Listed records |
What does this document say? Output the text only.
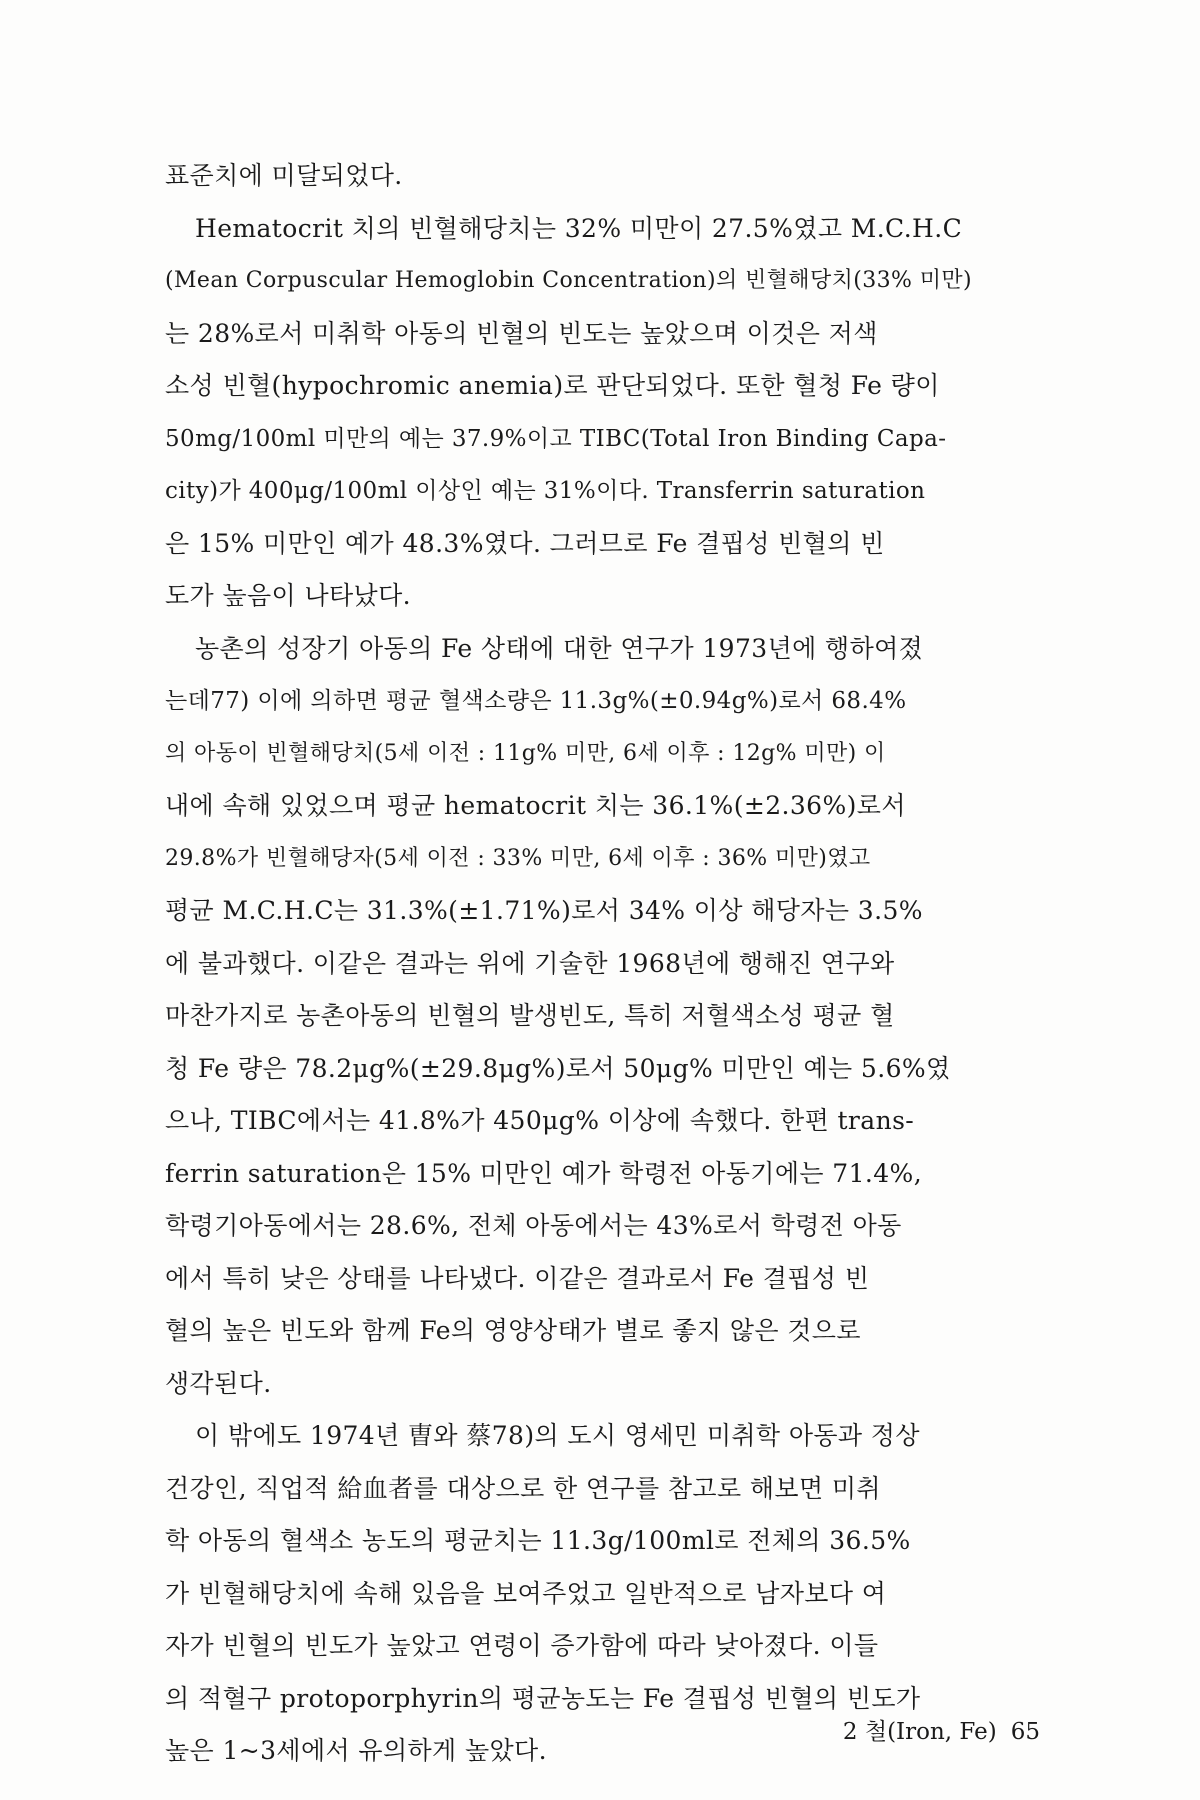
표준치에 미달되었다.
Hematocrit 치의 빈혈해당치는 32% 미만이 27.5%였고 M.C.H.C
(Mean Corpuscular Hemoglobin Concentration)의 빈혈해당치(33% 미만)
는 28%로서 미취학 아동의 빈혈의 빈도는 높았으며 이것은 저색
소성 빈혈(hypochromic anemia)로 판단되었다. 또한 혈청 Fe 량이
50mg/100ml 미만의 예는 37.9%이고 TIBC(Total Iron Binding Capa-
city)가 400μg/100ml 이상인 예는 31%이다. Transferrin saturation
은 15% 미만인 예가 48.3%였다. 그러므로 Fe 결핍성 빈혈의 빈
도가 높음이 나타났다.
농촌의 성장기 아동의 Fe 상태에 대한 연구가 1973년에 행하여졌
는데77) 이에 의하면 평균 혈색소량은 11.3g%(±0.94g%)로서 68.4%
의 아동이 빈혈해당치(5세 이전 : 11g% 미만, 6세 이후 : 12g% 미만) 이
내에 속해 있었으며 평균 hematocrit 치는 36.1%(±2.36%)로서
29.8%가 빈혈해당자(5세 이전 : 33% 미만, 6세 이후 : 36% 미만)였고
평균 M.C.H.C는 31.3%(±1.71%)로서 34% 이상 해당자는 3.5%
에 불과했다. 이같은 결과는 위에 기술한 1968년에 행해진 연구와
마찬가지로 농촌아동의 빈혈의 발생빈도, 특히 저혈색소성 평균 혈
청 Fe 량은 78.2μg%(±29.8μg%)로서 50μg% 미만인 예는 5.6%였
으나, TIBC에서는 41.8%가 450μg% 이상에 속했다. 한편 trans-
ferrin saturation은 15% 미만인 예가 학령전 아동기에는 71.4%,
학령기아동에서는 28.6%, 전체 아동에서는 43%로서 학령전 아동
에서 특히 낮은 상태를 나타냈다. 이같은 결과로서 Fe 결핍성 빈
혈의 높은 빈도와 함께 Fe의 영양상태가 별로 좋지 않은 것으로
생각된다.
이 밖에도 1974년 曺와 蔡78)의 도시 영세민 미취학 아동과 정상
건강인, 직업적 給血者를 대상으로 한 연구를 참고로 해보면 미취
학 아동의 혈색소 농도의 평균치는 11.3g/100ml로 전체의 36.5%
가 빈혈해당치에 속해 있음을 보여주었고 일반적으로 남자보다 여
자가 빈혈의 빈도가 높았고 연령이 증가함에 따라 낮아졌다. 이들
의 적혈구 protoporphyrin의 평균농도는 Fe 결핍성 빈혈의 빈도가
높은 1~3세에서 유의하게 높았다.
2 철(Iron, Fe) 65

What is needed | Copy each line exactly, and leave the pictures out of your copy.

Solved exercise |
What does this document say? Output the text only.
표준치에 미달되었다.
Hematocrit 치의 빈혈해당치는 32% 미만이 27.5%였고 M.C.H.C
(Mean Corpuscular Hemoglobin Concentration)의 빈혈해당치(33% 미만)
는 28%로서 미취학 아동의 빈혈의 빈도는 높았으며 이것은 저색
소성 빈혈(hypochromic anemia)로 판단되었다. 또한 혈청 Fe 량이
50mg/100ml 미만의 예는 37.9%이고 TIBC(Total Iron Binding Capa-
city)가 400μg/100ml 이상인 예는 31%이다. Transferrin saturation
은 15% 미만인 예가 48.3%였다. 그러므로 Fe 결핍성 빈혈의 빈
도가 높음이 나타났다.
농촌의 성장기 아동의 Fe 상태에 대한 연구가 1973년에 행하여졌
는데77) 이에 의하면 평균 혈색소량은 11.3g%(±0.94g%)로서 68.4%
의 아동이 빈혈해당치(5세 이전 : 11g% 미만, 6세 이후 : 12g% 미만) 이
내에 속해 있었으며 평균 hematocrit 치는 36.1%(±2.36%)로서
29.8%가 빈혈해당자(5세 이전 : 33% 미만, 6세 이후 : 36% 미만)였고
평균 M.C.H.C는 31.3%(±1.71%)로서 34% 이상 해당자는 3.5%
에 불과했다. 이같은 결과는 위에 기술한 1968년에 행해진 연구와
마찬가지로 농촌아동의 빈혈의 발생빈도, 특히 저혈색소성 평균 혈
청 Fe 량은 78.2μg%(±29.8μg%)로서 50μg% 미만인 예는 5.6%였
으나, TIBC에서는 41.8%가 450μg% 이상에 속했다. 한편 trans-
ferrin saturation은 15% 미만인 예가 학령전 아동기에는 71.4%,
학령기아동에서는 28.6%, 전체 아동에서는 43%로서 학령전 아동
에서 특히 낮은 상태를 나타냈다. 이같은 결과로서 Fe 결핍성 빈
혈의 높은 빈도와 함께 Fe의 영양상태가 별로 좋지 않은 것으로
생각된다.
이 밖에도 1974년 曺와 蔡78)의 도시 영세민 미취학 아동과 정상
건강인, 직업적 給血者를 대상으로 한 연구를 참고로 해보면 미취
학 아동의 혈색소 농도의 평균치는 11.3g/100ml로 전체의 36.5%
가 빈혈해당치에 속해 있음을 보여주었고 일반적으로 남자보다 여
자가 빈혈의 빈도가 높았고 연령이 증가함에 따라 낮아졌다. 이들
의 적혈구 protoporphyrin의 평균농도는 Fe 결핍성 빈혈의 빈도가
높은 1~3세에서 유의하게 높았다.
2 철(Iron, Fe) 65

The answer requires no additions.